_Task objective_:
Restate the full listing word for word and leave the pictures out.

[Data extracted from a collection]

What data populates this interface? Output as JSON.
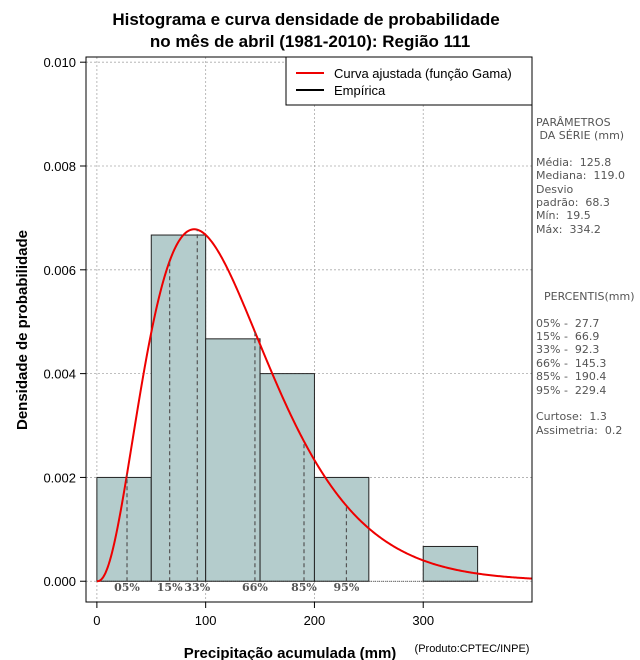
{
  "chart_data": {
    "type": "histogram",
    "title": "Histograma e curva densidade de probabilidade",
    "subtitle": "no mês de abril (1981-2010): Região 111",
    "xlabel": "Precipitação acumulada (mm)",
    "ylabel": "Densidade de probabilidade",
    "credit": "(Produto:CPTEC/INPE)",
    "xlim": [
      -10,
      400
    ],
    "ylim": [
      -0.0004,
      0.0101
    ],
    "x_ticks": [
      0,
      100,
      200,
      300
    ],
    "x_tick_labels": [
      "0",
      "100",
      "200",
      "300"
    ],
    "y_ticks": [
      0.0,
      0.002,
      0.004,
      0.006,
      0.008,
      0.01
    ],
    "y_tick_labels": [
      "0.000",
      "0.002",
      "0.004",
      "0.006",
      "0.008",
      "0.010"
    ],
    "grid": true,
    "bins": [
      {
        "x0": 0,
        "x1": 50,
        "density": 0.002
      },
      {
        "x0": 50,
        "x1": 100,
        "density": 0.00667
      },
      {
        "x0": 100,
        "x1": 150,
        "density": 0.00467
      },
      {
        "x0": 150,
        "x1": 200,
        "density": 0.004
      },
      {
        "x0": 200,
        "x1": 250,
        "density": 0.002
      },
      {
        "x0": 250,
        "x1": 300,
        "density": 0.0
      },
      {
        "x0": 300,
        "x1": 350,
        "density": 0.00067
      }
    ],
    "gamma_curve": {
      "name": "Curva ajustada (função Gama)",
      "shape": 3.47,
      "scale": 36.2,
      "color": "#ee0000"
    },
    "empirica": {
      "name": "Empírica",
      "color": "#000000"
    },
    "legend_position": "top-right",
    "percentiles": [
      {
        "label": "05%",
        "value": 27.7
      },
      {
        "label": "15%",
        "value": 66.9
      },
      {
        "label": "33%",
        "value": 92.3
      },
      {
        "label": "66%",
        "value": 145.3
      },
      {
        "label": "85%",
        "value": 190.4
      },
      {
        "label": "95%",
        "value": 229.4
      }
    ],
    "colors": {
      "bar_fill": "#b4cccc",
      "bar_stroke": "#222222",
      "grid": "#aaaaaa",
      "percentile_line": "#555555",
      "percentile_label": "#555555"
    }
  },
  "side_panel": {
    "params_title_1": "PARÂMETROS",
    "params_title_2": " DA SÉRIE (mm)",
    "media": "Média:  125.8",
    "mediana": "Mediana:  119.0",
    "desvio_1": "Desvio",
    "desvio_2": "padrão:  68.3",
    "min": "Mín:  19.5",
    "max": "Máx:  334.2",
    "percentis_title": "PERCENTIS(mm)",
    "p05": "05% -  27.7",
    "p15": "15% -  66.9",
    "p33": "33% -  92.3",
    "p66": "66% -  145.3",
    "p85": "85% -  190.4",
    "p95": "95% -  229.4",
    "curtose": "Curtose:  1.3",
    "assimetria": "Assimetria:  0.2"
  }
}
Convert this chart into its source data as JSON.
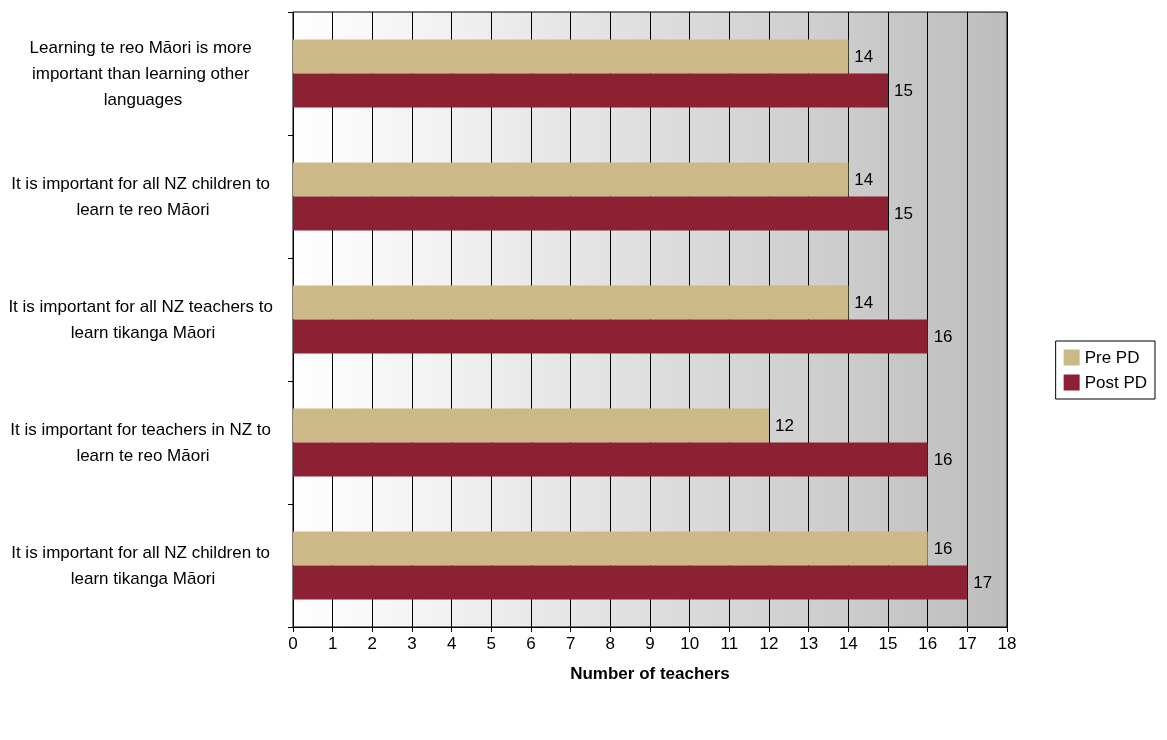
{
  "chart_data": {
    "type": "bar",
    "orientation": "horizontal",
    "xlabel": "Number of teachers",
    "categories": [
      "Learning te reo Māori is more important than learning other languages",
      "It is important for all NZ children to learn te reo Māori",
      "It is important for all NZ teachers to learn tikanga Māori",
      "It is important for teachers in NZ to learn te reo Māori",
      "It is important for all NZ children to learn tikanga Māori"
    ],
    "series": [
      {
        "name": "Pre PD",
        "color": "#cdb987",
        "values": [
          14,
          14,
          14,
          12,
          16
        ]
      },
      {
        "name": "Post PD",
        "color": "#8b2132",
        "values": [
          15,
          15,
          16,
          16,
          17
        ]
      }
    ],
    "xlim": [
      0,
      18
    ],
    "xticks": [
      0,
      1,
      2,
      3,
      4,
      5,
      6,
      7,
      8,
      9,
      10,
      11,
      12,
      13,
      14,
      15,
      16,
      17,
      18
    ],
    "grid": "x",
    "legend": "right",
    "data_labels": true
  }
}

_Reply to the task_:
What data populates this interface? Output as JSON.
{
  "chart_data": {
    "type": "histogram",
    "title": "Histograma e curva densidade de probabilidade",
    "subtitle": "no mês de abril (1981-2010): Região 111",
    "xlabel": "Precipitação acumulada (mm)",
    "ylabel": "Densidade de probabilidade",
    "credit": "(Produto:CPTEC/INPE)",
    "xlim": [
      -10,
      400
    ],
    "ylim": [
      -0.0004,
      0.0101
    ],
    "x_ticks": [
      0,
      100,
      200,
      300
    ],
    "x_tick_labels": [
      "0",
      "100",
      "200",
      "300"
    ],
    "y_ticks": [
      0.0,
      0.002,
      0.004,
      0.006,
      0.008,
      0.01
    ],
    "y_tick_labels": [
      "0.000",
      "0.002",
      "0.004",
      "0.006",
      "0.008",
      "0.010"
    ],
    "grid": true,
    "bins": [
      {
        "x0": 0,
        "x1": 50,
        "density": 0.002
      },
      {
        "x0": 50,
        "x1": 100,
        "density": 0.00667
      },
      {
        "x0": 100,
        "x1": 150,
        "density": 0.00467
      },
      {
        "x0": 150,
        "x1": 200,
        "density": 0.004
      },
      {
        "x0": 200,
        "x1": 250,
        "density": 0.002
      },
      {
        "x0": 250,
        "x1": 300,
        "density": 0.0
      },
      {
        "x0": 300,
        "x1": 350,
        "density": 0.00067
      }
    ],
    "gamma_curve": {
      "name": "Curva ajustada (função Gama)",
      "shape": 3.47,
      "scale": 36.2,
      "color": "#ee0000"
    },
    "empirica": {
      "name": "Empírica",
      "color": "#000000"
    },
    "legend_position": "top-right",
    "percentiles": [
      {
        "label": "05%",
        "value": 27.7
      },
      {
        "label": "15%",
        "value": 66.9
      },
      {
        "label": "33%",
        "value": 92.3
      },
      {
        "label": "66%",
        "value": 145.3
      },
      {
        "label": "85%",
        "value": 190.4
      },
      {
        "label": "95%",
        "value": 229.4
      }
    ],
    "colors": {
      "bar_fill": "#b4cccc",
      "bar_stroke": "#222222",
      "grid": "#aaaaaa",
      "percentile_line": "#555555",
      "percentile_label": "#555555"
    }
  },
  "side_panel": {
    "params_title_1": "PARÂMETROS",
    "params_title_2": " DA SÉRIE (mm)",
    "media": "Média:  125.8",
    "mediana": "Mediana:  119.0",
    "desvio_1": "Desvio",
    "desvio_2": "padrão:  68.3",
    "min": "Mín:  19.5",
    "max": "Máx:  334.2",
    "percentis_title": "PERCENTIS(mm)",
    "p05": "05% -  27.7",
    "p15": "15% -  66.9",
    "p33": "33% -  92.3",
    "p66": "66% -  145.3",
    "p85": "85% -  190.4",
    "p95": "95% -  229.4",
    "curtose": "Curtose:  1.3",
    "assimetria": "Assimetria:  0.2"
  }
}
Convert this chart into its source data as JSON.
{
  "chart_data": {
    "type": "bar",
    "orientation": "horizontal",
    "xlabel": "Number of teachers",
    "categories": [
      "Learning te reo Māori is more important than learning other languages",
      "It is important for all NZ children to learn te reo Māori",
      "It is important for all NZ teachers to learn tikanga Māori",
      "It is important for teachers in NZ to learn te reo Māori",
      "It is important for all NZ children to learn tikanga Māori"
    ],
    "series": [
      {
        "name": "Pre PD",
        "color": "#cdb987",
        "values": [
          14,
          14,
          14,
          12,
          16
        ]
      },
      {
        "name": "Post PD",
        "color": "#8b2132",
        "values": [
          15,
          15,
          16,
          16,
          17
        ]
      }
    ],
    "xlim": [
      0,
      18
    ],
    "xticks": [
      0,
      1,
      2,
      3,
      4,
      5,
      6,
      7,
      8,
      9,
      10,
      11,
      12,
      13,
      14,
      15,
      16,
      17,
      18
    ],
    "grid": "x",
    "legend": "right",
    "data_labels": true
  }
}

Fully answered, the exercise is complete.